*Data entries*:
===

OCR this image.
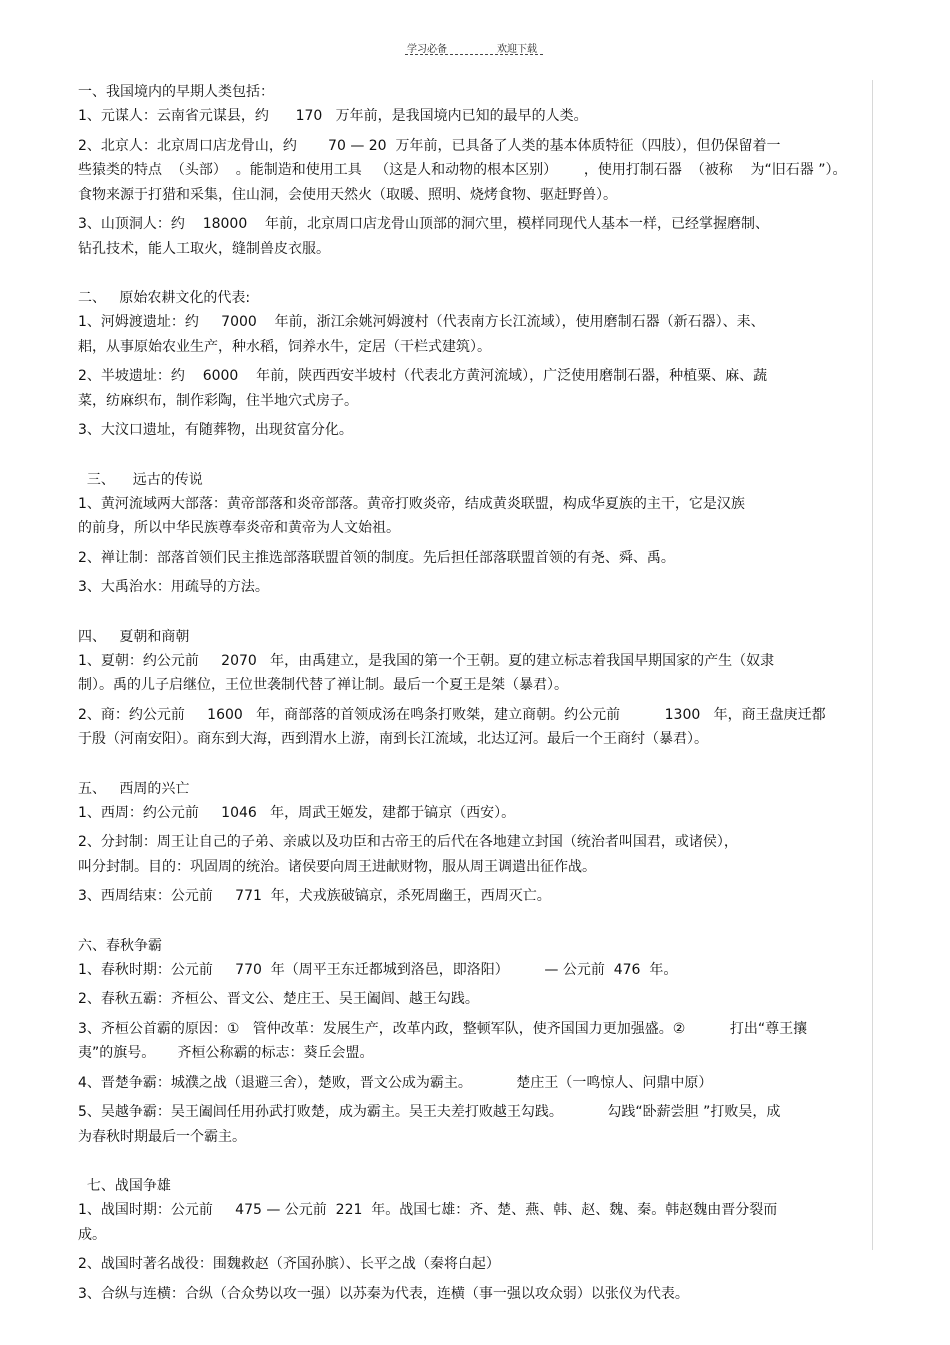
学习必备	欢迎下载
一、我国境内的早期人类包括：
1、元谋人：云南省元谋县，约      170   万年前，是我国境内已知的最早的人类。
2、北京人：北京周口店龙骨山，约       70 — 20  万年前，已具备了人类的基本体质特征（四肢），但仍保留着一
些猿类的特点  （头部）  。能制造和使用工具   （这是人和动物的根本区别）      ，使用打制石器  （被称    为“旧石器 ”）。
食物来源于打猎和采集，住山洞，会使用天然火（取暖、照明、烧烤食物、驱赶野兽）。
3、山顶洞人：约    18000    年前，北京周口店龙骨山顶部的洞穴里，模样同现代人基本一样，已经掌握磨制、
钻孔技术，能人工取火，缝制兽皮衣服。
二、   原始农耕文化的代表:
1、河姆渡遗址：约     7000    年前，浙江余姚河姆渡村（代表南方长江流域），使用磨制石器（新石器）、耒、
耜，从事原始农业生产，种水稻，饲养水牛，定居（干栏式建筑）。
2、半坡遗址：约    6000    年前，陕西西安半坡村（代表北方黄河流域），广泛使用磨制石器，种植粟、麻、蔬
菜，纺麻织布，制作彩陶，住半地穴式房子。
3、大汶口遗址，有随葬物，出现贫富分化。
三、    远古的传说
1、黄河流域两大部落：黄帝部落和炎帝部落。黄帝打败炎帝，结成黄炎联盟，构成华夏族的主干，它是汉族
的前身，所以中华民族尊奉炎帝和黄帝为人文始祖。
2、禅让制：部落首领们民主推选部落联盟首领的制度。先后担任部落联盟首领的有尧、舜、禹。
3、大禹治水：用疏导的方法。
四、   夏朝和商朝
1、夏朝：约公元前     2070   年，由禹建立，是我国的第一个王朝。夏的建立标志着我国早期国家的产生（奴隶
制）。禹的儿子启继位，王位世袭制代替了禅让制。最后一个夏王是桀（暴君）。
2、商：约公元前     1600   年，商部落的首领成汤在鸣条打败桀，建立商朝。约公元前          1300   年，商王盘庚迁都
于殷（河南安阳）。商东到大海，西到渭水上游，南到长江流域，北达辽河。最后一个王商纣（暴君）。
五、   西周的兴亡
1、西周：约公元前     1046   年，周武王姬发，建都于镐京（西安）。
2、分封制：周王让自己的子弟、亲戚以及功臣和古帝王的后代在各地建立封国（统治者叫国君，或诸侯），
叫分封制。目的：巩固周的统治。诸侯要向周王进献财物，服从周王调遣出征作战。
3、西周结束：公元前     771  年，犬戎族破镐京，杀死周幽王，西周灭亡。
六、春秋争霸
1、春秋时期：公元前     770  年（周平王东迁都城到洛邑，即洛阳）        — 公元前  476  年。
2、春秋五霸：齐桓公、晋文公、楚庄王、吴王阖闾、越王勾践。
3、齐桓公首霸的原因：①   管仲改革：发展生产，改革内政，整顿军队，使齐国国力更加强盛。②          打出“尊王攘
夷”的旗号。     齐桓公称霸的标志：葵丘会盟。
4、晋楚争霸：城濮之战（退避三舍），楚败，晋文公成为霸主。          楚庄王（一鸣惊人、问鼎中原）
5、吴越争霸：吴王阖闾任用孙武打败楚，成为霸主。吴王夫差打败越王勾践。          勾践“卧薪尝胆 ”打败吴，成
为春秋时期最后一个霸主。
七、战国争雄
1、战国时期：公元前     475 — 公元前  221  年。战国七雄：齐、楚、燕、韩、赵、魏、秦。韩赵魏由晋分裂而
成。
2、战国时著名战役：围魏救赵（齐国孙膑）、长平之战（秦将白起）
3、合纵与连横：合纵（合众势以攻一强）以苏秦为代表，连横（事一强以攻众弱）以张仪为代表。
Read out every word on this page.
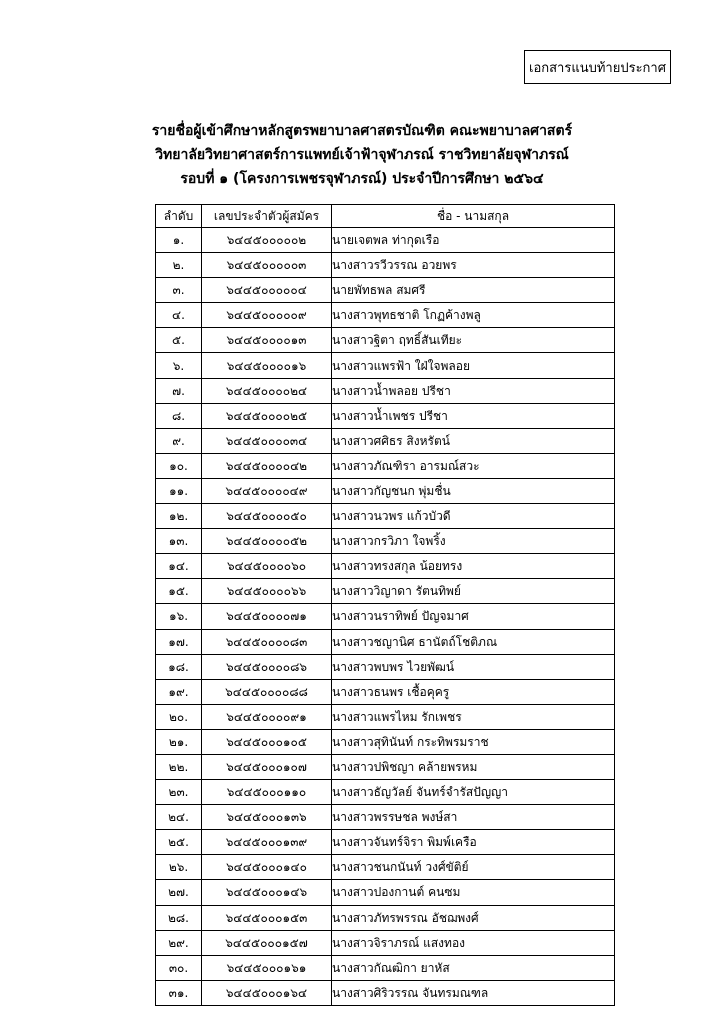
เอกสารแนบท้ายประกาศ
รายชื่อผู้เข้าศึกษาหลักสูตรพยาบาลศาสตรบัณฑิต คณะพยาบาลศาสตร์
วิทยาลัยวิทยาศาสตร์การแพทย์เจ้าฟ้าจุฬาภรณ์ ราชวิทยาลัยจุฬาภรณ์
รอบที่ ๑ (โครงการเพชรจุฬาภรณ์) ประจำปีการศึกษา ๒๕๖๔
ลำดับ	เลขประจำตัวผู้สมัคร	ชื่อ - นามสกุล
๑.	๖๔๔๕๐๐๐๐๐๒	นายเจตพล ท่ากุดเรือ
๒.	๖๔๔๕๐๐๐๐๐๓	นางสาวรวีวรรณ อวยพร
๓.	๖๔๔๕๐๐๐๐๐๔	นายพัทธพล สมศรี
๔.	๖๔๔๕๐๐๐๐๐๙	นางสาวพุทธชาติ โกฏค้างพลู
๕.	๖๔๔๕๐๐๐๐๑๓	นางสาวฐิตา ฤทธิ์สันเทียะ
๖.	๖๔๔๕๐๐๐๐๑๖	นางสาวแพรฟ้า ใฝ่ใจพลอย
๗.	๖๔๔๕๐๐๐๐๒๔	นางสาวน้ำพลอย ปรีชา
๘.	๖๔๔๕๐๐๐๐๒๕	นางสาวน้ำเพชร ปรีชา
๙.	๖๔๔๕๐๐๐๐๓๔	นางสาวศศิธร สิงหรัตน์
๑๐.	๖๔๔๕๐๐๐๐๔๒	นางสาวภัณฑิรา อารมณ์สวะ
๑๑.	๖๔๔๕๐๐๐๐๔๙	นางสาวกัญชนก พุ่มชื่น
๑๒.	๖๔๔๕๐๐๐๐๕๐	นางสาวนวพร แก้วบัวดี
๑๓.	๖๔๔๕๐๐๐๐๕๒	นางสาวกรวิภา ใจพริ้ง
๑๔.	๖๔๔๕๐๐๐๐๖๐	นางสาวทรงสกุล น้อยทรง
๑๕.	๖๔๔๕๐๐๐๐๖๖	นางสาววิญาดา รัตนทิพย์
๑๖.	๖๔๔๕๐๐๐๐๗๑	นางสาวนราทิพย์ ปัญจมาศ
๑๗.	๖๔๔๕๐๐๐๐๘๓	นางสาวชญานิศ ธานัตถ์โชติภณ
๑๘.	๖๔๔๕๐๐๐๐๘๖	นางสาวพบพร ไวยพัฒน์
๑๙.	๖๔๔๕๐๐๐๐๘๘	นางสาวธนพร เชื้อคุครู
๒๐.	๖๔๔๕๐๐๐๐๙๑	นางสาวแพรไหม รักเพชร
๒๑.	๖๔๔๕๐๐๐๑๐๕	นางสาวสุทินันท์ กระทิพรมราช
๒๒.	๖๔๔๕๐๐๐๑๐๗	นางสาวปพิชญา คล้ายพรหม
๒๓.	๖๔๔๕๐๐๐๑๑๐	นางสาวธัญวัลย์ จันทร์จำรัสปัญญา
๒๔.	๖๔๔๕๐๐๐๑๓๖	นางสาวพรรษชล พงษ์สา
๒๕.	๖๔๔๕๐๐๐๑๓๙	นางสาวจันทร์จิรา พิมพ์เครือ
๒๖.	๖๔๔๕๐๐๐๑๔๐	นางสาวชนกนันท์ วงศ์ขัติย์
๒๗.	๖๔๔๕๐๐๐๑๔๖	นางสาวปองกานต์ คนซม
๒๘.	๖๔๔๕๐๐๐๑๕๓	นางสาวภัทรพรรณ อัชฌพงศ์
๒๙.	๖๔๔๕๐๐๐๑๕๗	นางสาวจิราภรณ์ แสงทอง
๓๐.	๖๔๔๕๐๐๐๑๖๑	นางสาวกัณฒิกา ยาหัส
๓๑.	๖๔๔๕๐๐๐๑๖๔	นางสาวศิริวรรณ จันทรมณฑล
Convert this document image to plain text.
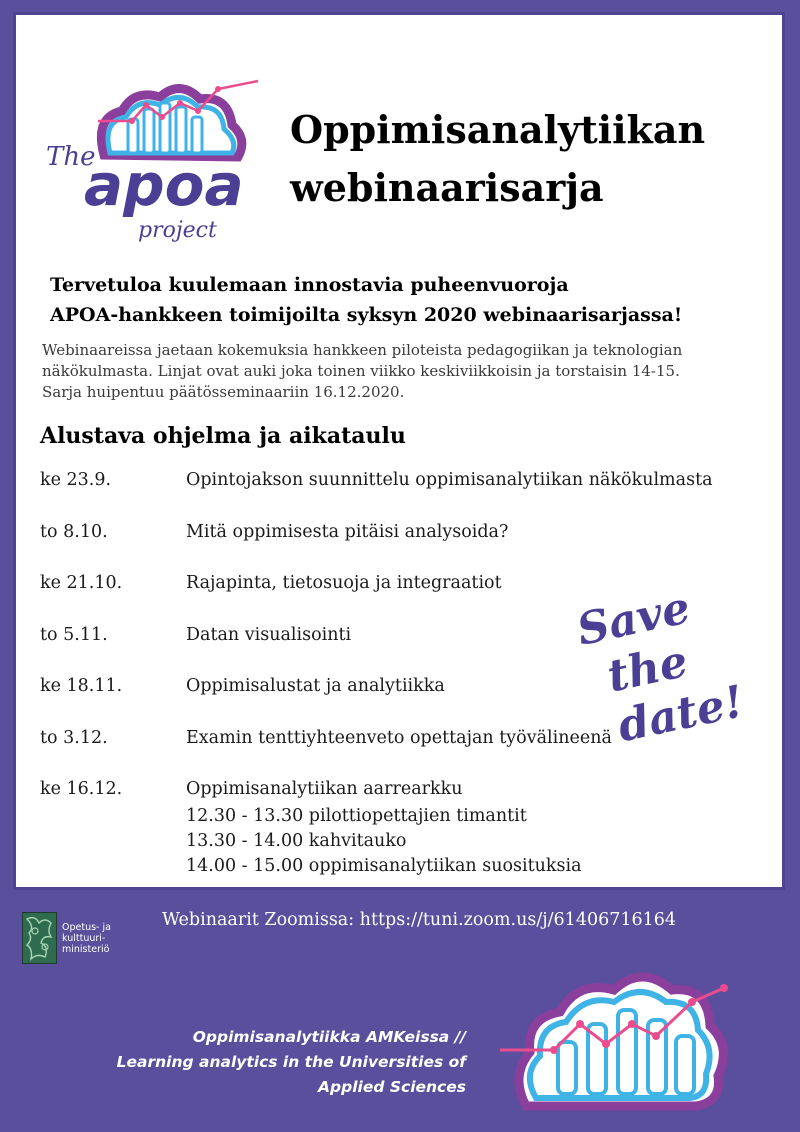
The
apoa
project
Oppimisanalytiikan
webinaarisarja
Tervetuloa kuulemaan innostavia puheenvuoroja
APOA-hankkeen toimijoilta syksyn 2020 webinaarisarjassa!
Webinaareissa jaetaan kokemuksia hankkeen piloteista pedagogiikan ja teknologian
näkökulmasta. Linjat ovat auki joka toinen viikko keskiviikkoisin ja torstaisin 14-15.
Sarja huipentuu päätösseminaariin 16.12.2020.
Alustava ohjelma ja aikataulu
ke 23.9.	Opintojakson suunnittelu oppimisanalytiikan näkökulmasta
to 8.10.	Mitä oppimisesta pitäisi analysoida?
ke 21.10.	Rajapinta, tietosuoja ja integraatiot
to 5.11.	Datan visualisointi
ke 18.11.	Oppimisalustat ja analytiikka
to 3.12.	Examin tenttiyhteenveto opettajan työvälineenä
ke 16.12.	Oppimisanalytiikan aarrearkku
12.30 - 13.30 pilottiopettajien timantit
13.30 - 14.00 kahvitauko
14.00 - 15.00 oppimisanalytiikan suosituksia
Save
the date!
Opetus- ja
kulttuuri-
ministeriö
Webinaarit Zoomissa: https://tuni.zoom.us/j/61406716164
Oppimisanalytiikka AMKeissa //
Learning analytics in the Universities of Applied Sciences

===

*Request*: Using the records above, gather all lines where the string "ฬาภรณ" is present.

*Answer for the task*:
วิทยาลัยวิทยาศาสตร์การแพทย์เจ้าฟ้าจุฬาภรณ์ ราชวิทยาลัยจุฬาภรณ์
รอบที่ ๑ (โครงการเพชรจุฬาภรณ์) ประจำปีการศึกษา ๒๕๖๔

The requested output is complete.